What is expected: The records below are split into lines. How many of those lines contain the string "Services"? Reply with the number only.

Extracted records

+ + + +

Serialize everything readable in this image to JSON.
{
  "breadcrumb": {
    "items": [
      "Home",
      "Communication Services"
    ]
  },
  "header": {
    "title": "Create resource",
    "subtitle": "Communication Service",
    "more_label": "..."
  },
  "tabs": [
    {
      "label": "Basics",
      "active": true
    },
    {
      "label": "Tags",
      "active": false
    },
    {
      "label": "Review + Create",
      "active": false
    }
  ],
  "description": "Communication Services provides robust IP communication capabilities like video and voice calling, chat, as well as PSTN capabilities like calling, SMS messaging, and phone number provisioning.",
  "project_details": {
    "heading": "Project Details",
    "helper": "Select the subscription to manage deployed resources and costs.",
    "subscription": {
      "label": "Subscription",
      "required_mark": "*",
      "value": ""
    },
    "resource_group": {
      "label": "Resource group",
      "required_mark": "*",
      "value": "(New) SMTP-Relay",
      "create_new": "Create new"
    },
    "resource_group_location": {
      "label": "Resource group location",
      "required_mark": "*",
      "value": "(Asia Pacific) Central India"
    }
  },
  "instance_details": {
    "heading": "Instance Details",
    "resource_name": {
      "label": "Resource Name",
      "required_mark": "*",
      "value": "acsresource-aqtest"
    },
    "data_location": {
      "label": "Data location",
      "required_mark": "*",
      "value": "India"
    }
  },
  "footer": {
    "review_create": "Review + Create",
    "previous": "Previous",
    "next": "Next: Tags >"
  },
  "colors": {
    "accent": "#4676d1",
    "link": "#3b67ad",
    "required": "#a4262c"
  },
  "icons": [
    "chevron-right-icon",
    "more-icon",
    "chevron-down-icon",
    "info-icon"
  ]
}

+ + + +

Reply to the task: 2